> **Exercise inputs**:
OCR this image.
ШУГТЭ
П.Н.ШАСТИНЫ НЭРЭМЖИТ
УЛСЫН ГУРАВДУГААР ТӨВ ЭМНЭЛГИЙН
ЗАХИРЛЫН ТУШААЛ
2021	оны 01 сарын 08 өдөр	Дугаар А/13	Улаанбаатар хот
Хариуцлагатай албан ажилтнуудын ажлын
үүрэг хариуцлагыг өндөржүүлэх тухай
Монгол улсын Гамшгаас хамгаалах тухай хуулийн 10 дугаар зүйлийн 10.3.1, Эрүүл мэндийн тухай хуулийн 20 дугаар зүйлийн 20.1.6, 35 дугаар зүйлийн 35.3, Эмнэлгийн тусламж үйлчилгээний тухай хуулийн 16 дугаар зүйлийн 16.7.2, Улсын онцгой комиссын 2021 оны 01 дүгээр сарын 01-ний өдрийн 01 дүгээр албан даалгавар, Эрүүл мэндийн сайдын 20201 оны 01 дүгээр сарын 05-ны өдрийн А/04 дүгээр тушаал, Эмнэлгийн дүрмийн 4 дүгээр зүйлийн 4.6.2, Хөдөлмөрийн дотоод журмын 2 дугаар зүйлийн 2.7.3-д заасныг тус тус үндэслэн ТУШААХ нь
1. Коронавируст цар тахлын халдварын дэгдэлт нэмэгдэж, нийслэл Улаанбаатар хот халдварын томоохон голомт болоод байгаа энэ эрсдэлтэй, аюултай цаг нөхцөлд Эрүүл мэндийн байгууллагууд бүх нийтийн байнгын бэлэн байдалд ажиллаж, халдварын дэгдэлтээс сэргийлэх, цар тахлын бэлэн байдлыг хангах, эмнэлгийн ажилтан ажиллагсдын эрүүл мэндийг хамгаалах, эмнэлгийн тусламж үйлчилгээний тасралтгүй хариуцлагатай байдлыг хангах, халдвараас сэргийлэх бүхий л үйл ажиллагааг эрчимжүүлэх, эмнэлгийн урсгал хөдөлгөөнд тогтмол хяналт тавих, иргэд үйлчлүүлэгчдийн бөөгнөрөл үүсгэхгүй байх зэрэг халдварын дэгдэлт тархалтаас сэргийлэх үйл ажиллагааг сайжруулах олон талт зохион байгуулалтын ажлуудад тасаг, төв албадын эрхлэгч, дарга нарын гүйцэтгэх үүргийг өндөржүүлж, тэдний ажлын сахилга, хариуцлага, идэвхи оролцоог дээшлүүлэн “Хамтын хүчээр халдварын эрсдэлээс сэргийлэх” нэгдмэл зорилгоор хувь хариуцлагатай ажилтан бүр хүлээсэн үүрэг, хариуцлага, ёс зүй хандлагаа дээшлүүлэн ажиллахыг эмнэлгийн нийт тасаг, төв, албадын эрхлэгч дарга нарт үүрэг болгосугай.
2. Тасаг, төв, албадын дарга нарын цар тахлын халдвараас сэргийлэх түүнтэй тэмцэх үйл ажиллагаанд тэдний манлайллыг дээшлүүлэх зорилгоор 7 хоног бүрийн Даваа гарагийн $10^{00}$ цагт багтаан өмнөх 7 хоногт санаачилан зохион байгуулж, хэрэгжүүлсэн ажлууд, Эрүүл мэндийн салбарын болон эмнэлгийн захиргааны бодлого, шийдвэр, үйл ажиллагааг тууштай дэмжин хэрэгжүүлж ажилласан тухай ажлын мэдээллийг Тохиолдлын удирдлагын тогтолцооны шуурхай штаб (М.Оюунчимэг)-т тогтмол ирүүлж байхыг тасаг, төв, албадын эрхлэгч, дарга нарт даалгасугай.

> **Task objective**:
Write the whole listing out again. Keep every line exactly as it is.

> **Exercise answer**:
OCR this image.
ШУГТЭ
П.Н.ШАСТИНЫ НЭРЭМЖИТ
УЛСЫН ГУРАВДУГААР ТӨВ ЭМНЭЛГИЙН
ЗАХИРЛЫН ТУШААЛ
2021	оны 01 сарын 08 өдөр	Дугаар А/13	Улаанбаатар хот
Хариуцлагатай албан ажилтнуудын ажлын
үүрэг хариуцлагыг өндөржүүлэх тухай
Монгол улсын Гамшгаас хамгаалах тухай хуулийн 10 дугаар зүйлийн 10.3.1, Эрүүл мэндийн тухай хуулийн 20 дугаар зүйлийн 20.1.6, 35 дугаар зүйлийн 35.3, Эмнэлгийн тусламж үйлчилгээний тухай хуулийн 16 дугаар зүйлийн 16.7.2, Улсын онцгой комиссын 2021 оны 01 дүгээр сарын 01-ний өдрийн 01 дүгээр албан даалгавар, Эрүүл мэндийн сайдын 20201 оны 01 дүгээр сарын 05-ны өдрийн А/04 дүгээр тушаал, Эмнэлгийн дүрмийн 4 дүгээр зүйлийн 4.6.2, Хөдөлмөрийн дотоод журмын 2 дугаар зүйлийн 2.7.3-д заасныг тус тус үндэслэн ТУШААХ нь
1. Коронавируст цар тахлын халдварын дэгдэлт нэмэгдэж, нийслэл Улаанбаатар хот халдварын томоохон голомт болоод байгаа энэ эрсдэлтэй, аюултай цаг нөхцөлд Эрүүл мэндийн байгууллагууд бүх нийтийн байнгын бэлэн байдалд ажиллаж, халдварын дэгдэлтээс сэргийлэх, цар тахлын бэлэн байдлыг хангах, эмнэлгийн ажилтан ажиллагсдын эрүүл мэндийг хамгаалах, эмнэлгийн тусламж үйлчилгээний тасралтгүй хариуцлагатай байдлыг хангах, халдвараас сэргийлэх бүхий л үйл ажиллагааг эрчимжүүлэх, эмнэлгийн урсгал хөдөлгөөнд тогтмол хяналт тавих, иргэд үйлчлүүлэгчдийн бөөгнөрөл үүсгэхгүй байх зэрэг халдварын дэгдэлт тархалтаас сэргийлэх үйл ажиллагааг сайжруулах олон талт зохион байгуулалтын ажлуудад тасаг, төв албадын эрхлэгч, дарга нарын гүйцэтгэх үүргийг өндөржүүлж, тэдний ажлын сахилга, хариуцлага, идэвхи оролцоог дээшлүүлэн “Хамтын хүчээр халдварын эрсдэлээс сэргийлэх” нэгдмэл зорилгоор хувь хариуцлагатай ажилтан бүр хүлээсэн үүрэг, хариуцлага, ёс зүй хандлагаа дээшлүүлэн ажиллахыг эмнэлгийн нийт тасаг, төв, албадын эрхлэгч дарга нарт үүрэг болгосугай.
2. Тасаг, төв, албадын дарга нарын цар тахлын халдвараас сэргийлэх түүнтэй тэмцэх үйл ажиллагаанд тэдний манлайллыг дээшлүүлэх зорилгоор 7 хоног бүрийн Даваа гарагийн $10^{00}$ цагт багтаан өмнөх 7 хоногт санаачилан зохион байгуулж, хэрэгжүүлсэн ажлууд, Эрүүл мэндийн салбарын болон эмнэлгийн захиргааны бодлого, шийдвэр, үйл ажиллагааг тууштай дэмжин хэрэгжүүлж ажилласан тухай ажлын мэдээллийг Тохиолдлын удирдлагын тогтолцооны шуурхай штаб (М.Оюунчимэг)-т тогтмол ирүүлж байхыг тасаг, төв, албадын эрхлэгч, дарга нарт даалгасугай.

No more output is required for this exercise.